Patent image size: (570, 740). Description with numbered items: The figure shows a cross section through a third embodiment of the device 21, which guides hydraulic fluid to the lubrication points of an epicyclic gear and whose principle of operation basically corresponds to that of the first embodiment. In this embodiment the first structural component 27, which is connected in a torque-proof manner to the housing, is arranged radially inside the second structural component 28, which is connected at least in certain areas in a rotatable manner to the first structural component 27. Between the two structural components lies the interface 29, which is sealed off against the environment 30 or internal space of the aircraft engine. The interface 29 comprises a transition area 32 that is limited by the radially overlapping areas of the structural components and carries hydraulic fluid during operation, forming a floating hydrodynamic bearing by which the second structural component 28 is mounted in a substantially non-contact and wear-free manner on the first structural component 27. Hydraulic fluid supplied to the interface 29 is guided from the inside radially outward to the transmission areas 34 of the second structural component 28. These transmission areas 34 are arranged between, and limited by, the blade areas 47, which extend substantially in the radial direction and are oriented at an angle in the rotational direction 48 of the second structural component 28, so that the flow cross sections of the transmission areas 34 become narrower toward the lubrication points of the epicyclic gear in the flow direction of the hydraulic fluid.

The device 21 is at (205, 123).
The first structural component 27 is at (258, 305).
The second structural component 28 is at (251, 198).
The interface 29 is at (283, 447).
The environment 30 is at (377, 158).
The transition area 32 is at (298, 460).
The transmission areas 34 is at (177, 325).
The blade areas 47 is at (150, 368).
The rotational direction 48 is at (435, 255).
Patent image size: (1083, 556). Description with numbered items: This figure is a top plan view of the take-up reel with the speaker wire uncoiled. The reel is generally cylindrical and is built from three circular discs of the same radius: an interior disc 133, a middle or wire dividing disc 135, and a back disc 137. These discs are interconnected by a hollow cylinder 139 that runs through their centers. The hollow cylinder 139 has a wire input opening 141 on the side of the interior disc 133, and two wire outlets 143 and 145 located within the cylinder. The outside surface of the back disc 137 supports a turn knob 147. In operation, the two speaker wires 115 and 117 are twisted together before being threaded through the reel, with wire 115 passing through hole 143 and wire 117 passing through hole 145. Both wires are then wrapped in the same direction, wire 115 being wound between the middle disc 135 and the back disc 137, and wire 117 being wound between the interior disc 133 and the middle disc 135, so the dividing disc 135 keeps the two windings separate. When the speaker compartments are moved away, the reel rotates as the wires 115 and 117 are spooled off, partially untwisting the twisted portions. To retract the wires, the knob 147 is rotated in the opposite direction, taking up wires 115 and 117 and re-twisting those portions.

Task to carry out: Show each line above that contains the string "blade", treating uppercase and lowercase letters as distinct.

Finished exercise:
Patent image size: (570, 740). Description with numbered items: The figure shows a cross section through a third embodiment of the device 21, which guides hydraulic fluid to the lubrication points of an epicyclic gear and whose principle of operation basically corresponds to that of the first embodiment. In this embodiment the first structural component 27, which is connected in a torque-proof manner to the housing, is arranged radially inside the second structural component 28, which is connected at least in certain areas in a rotatable manner to the first structural component 27. Between the two structural components lies the interface 29, which is sealed off against the environment 30 or internal space of the aircraft engine. The interface 29 comprises a transition area 32 that is limited by the radially overlapping areas of the structural components and carries hydraulic fluid during operation, forming a floating hydrodynamic bearing by which the second structural component 28 is mounted in a substantially non-contact and wear-free manner on the first structural component 27. Hydraulic fluid supplied to the interface 29 is guided from the inside radially outward to the transmission areas 34 of the second structural component 28. These transmission areas 34 are arranged between, and limited by, the blade areas 47, which extend substantially in the radial direction and are oriented at an angle in the rotational direction 48 of the second structural component 28, so that the flow cross sections of the transmission areas 34 become narrower toward the lubrication points of the epicyclic gear in the flow direction of the hydraulic fluid.
The blade areas 47 is at (150, 368).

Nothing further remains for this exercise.